[EXERCISE GOAL] Go through the data below and gather each line containing "caso".

** begin **

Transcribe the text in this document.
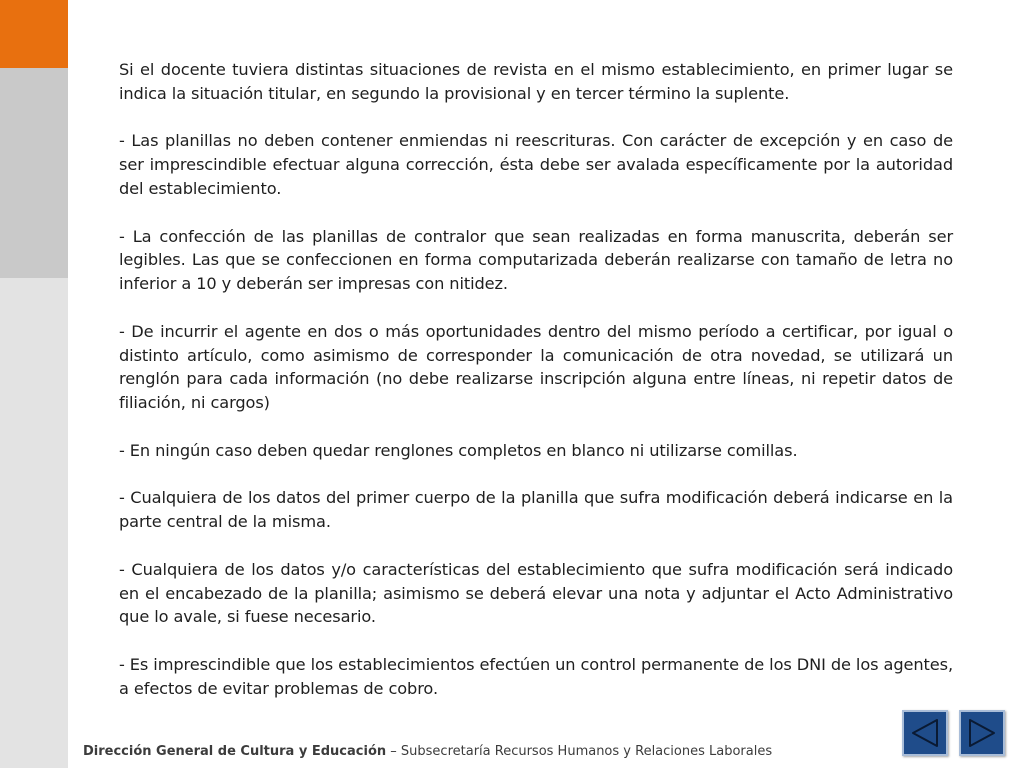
Si el docente tuviera distintas situaciones de revista en el mismo establecimiento, en primer lugar se indica la situación titular, en segundo la provisional y en tercer término la suplente.

- Las planillas no deben contener enmiendas ni reescrituras. Con carácter de excepción y en caso de ser imprescindible efectuar alguna corrección, ésta debe ser avalada específicamente por la autoridad del establecimiento.

- La confección de las planillas de contralor que sean realizadas en forma manuscrita, deberán ser legibles. Las que se confeccionen en forma computarizada deberán realizarse con tamaño de letra no inferior a 10 y deberán ser impresas con nitidez.

- De incurrir el agente en dos o más oportunidades dentro del mismo período a certificar, por igual o distinto artículo, como asimismo de corresponder la comunicación de otra novedad, se utilizará un renglón para cada información (no debe realizarse inscripción alguna entre líneas, ni repetir datos de filiación, ni cargos)

- En ningún caso deben quedar renglones completos en blanco ni utilizarse comillas.

- Cualquiera de los datos del primer cuerpo de la planilla que sufra modificación deberá indicarse en la parte central de la misma.

- Cualquiera de los datos y/o características del establecimiento que sufra modificación será indicado en el encabezado de la planilla; asimismo se deberá elevar una nota y adjuntar el Acto Administrativo que lo avale, si fuese necesario.

- Es imprescindible que los establecimientos efectúen un control permanente de los DNI de los agentes, a efectos de evitar problemas de cobro.

Dirección General de Cultura y Educación – Subsecretaría Recursos Humanos y Relaciones Laborales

** end **

[SOLUTION FOR THIS TASK]
- Las planillas no deben contener enmiendas ni reescrituras. Con carácter de excepción y en caso de ser imprescindible efectuar alguna corrección, ésta debe ser avalada específicamente por la autoridad del establecimiento.
- En ningún caso deben quedar renglones completos en blanco ni utilizarse comillas.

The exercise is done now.